TASK BRIEF =>
Without including any images, reproduce each entry exactly.

PROVIDED RECORDS =>
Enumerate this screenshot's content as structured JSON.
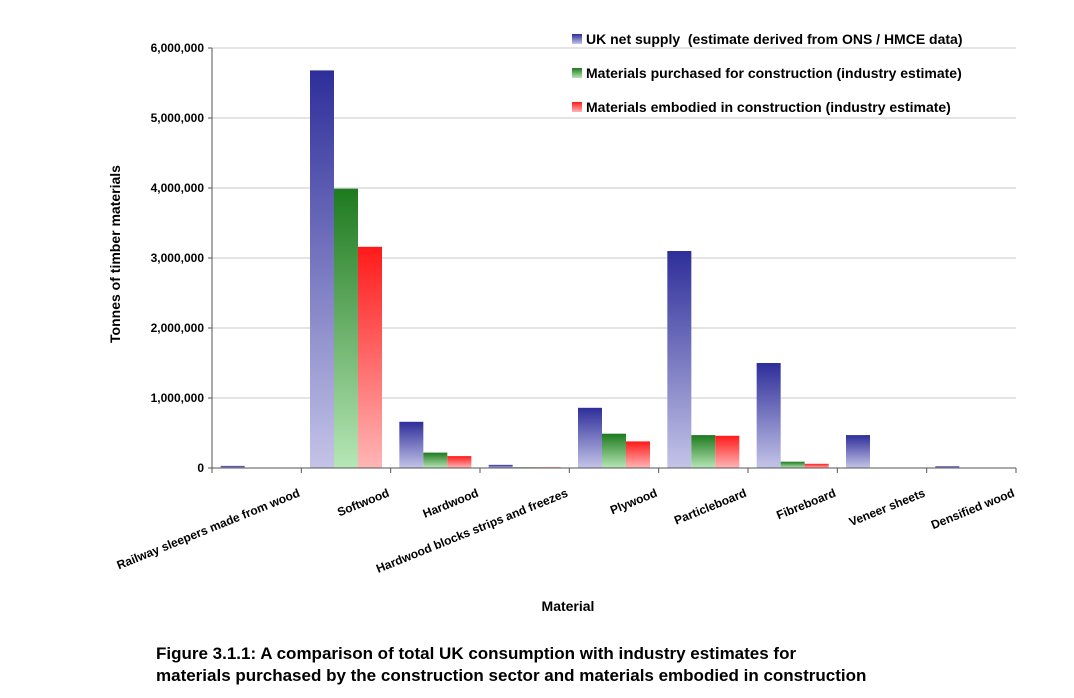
{
  "chart_data": {
    "type": "bar",
    "ylabel": "Tonnes of timber materials",
    "xlabel": "Material",
    "ylim": [
      0,
      6000000
    ],
    "yticks": [
      0,
      1000000,
      2000000,
      3000000,
      4000000,
      5000000,
      6000000
    ],
    "ytick_labels": [
      "0",
      "1,000,000",
      "2,000,000",
      "3,000,000",
      "4,000,000",
      "5,000,000",
      "6,000,000"
    ],
    "grid": true,
    "legend_position": "top-right",
    "categories": [
      "Railway sleepers made from wood",
      "Softwood",
      "Hardwood",
      "Hardwood blocks strips and freezes",
      "Plywood",
      "Particleboard",
      "Fibreboard",
      "Veneer sheets",
      "Densified wood"
    ],
    "series": [
      {
        "name": "UK net supply  (estimate derived from ONS / HMCE data)",
        "color_top": "#2e2e9a",
        "color_bottom": "#c4c4e8",
        "values": [
          30000,
          5680000,
          660000,
          45000,
          860000,
          3100000,
          1500000,
          470000,
          25000
        ]
      },
      {
        "name": "Materials purchased for construction (industry estimate)",
        "color_top": "#1e7a1e",
        "color_bottom": "#b6e6b6",
        "values": [
          5000,
          3990000,
          220000,
          10000,
          490000,
          470000,
          90000,
          0,
          0
        ]
      },
      {
        "name": "Materials embodied in construction (industry estimate)",
        "color_top": "#ff1a1a",
        "color_bottom": "#ffb6b6",
        "values": [
          5000,
          3160000,
          170000,
          10000,
          380000,
          460000,
          60000,
          0,
          0
        ]
      }
    ]
  },
  "caption": {
    "line1": "Figure 3.1.1: A comparison of total UK consumption with industry estimates for",
    "line2": "materials purchased by the construction sector and materials embodied in construction"
  }
}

RESULT OF THE TASK =>
Enumerate this screenshot's content as structured JSON.
{
  "chart_data": {
    "type": "bar",
    "ylabel": "Tonnes of timber materials",
    "xlabel": "Material",
    "ylim": [
      0,
      6000000
    ],
    "yticks": [
      0,
      1000000,
      2000000,
      3000000,
      4000000,
      5000000,
      6000000
    ],
    "ytick_labels": [
      "0",
      "1,000,000",
      "2,000,000",
      "3,000,000",
      "4,000,000",
      "5,000,000",
      "6,000,000"
    ],
    "grid": true,
    "legend_position": "top-right",
    "categories": [
      "Railway sleepers made from wood",
      "Softwood",
      "Hardwood",
      "Hardwood blocks strips and freezes",
      "Plywood",
      "Particleboard",
      "Fibreboard",
      "Veneer sheets",
      "Densified wood"
    ],
    "series": [
      {
        "name": "UK net supply  (estimate derived from ONS / HMCE data)",
        "color_top": "#2e2e9a",
        "color_bottom": "#c4c4e8",
        "values": [
          30000,
          5680000,
          660000,
          45000,
          860000,
          3100000,
          1500000,
          470000,
          25000
        ]
      },
      {
        "name": "Materials purchased for construction (industry estimate)",
        "color_top": "#1e7a1e",
        "color_bottom": "#b6e6b6",
        "values": [
          5000,
          3990000,
          220000,
          10000,
          490000,
          470000,
          90000,
          0,
          0
        ]
      },
      {
        "name": "Materials embodied in construction (industry estimate)",
        "color_top": "#ff1a1a",
        "color_bottom": "#ffb6b6",
        "values": [
          5000,
          3160000,
          170000,
          10000,
          380000,
          460000,
          60000,
          0,
          0
        ]
      }
    ]
  },
  "caption": {
    "line1": "Figure 3.1.1: A comparison of total UK consumption with industry estimates for",
    "line2": "materials purchased by the construction sector and materials embodied in construction"
  }
}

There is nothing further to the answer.